Answer with nothing but the number of lines that include the word "time".

## RAW DATA
(begin)
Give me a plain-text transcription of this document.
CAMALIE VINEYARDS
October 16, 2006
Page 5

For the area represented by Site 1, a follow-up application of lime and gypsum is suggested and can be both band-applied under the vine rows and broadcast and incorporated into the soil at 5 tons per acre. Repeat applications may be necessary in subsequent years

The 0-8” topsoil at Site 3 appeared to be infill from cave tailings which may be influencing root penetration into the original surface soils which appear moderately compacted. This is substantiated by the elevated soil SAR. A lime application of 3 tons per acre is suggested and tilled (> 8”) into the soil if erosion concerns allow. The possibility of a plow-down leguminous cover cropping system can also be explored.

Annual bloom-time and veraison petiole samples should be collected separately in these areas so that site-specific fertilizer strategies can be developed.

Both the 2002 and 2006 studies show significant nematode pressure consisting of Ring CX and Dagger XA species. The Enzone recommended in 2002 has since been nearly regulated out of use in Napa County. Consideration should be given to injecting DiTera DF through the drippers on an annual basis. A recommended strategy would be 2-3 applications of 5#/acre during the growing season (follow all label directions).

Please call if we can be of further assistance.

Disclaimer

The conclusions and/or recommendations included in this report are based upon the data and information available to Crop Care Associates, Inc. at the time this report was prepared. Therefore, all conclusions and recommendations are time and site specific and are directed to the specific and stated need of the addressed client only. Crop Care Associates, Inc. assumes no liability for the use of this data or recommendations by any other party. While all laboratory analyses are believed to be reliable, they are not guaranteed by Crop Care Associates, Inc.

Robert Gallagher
(end)
## RESULT
2